▶ **What is being asked**
Could every line of the data be printed exactly as it reads?
>>>>>
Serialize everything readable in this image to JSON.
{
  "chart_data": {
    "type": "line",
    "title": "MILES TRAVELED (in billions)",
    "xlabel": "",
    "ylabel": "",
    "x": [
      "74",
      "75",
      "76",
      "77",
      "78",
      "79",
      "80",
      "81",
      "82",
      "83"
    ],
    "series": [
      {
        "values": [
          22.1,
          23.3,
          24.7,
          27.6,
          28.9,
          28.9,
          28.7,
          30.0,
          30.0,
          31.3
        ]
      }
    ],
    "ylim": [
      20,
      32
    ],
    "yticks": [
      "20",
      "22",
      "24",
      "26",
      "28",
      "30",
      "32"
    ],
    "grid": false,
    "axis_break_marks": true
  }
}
<<<<<
▶ **Exercise output**
Serialize everything readable in this image to JSON.
{
  "chart_data": {
    "type": "line",
    "title": "MILES TRAVELED (in billions)",
    "xlabel": "",
    "ylabel": "",
    "x": [
      "74",
      "75",
      "76",
      "77",
      "78",
      "79",
      "80",
      "81",
      "82",
      "83"
    ],
    "series": [
      {
        "values": [
          22.1,
          23.3,
          24.7,
          27.6,
          28.9,
          28.9,
          28.7,
          30.0,
          30.0,
          31.3
        ]
      }
    ],
    "ylim": [
      20,
      32
    ],
    "yticks": [
      "20",
      "22",
      "24",
      "26",
      "28",
      "30",
      "32"
    ],
    "grid": false,
    "axis_break_marks": true
  }
}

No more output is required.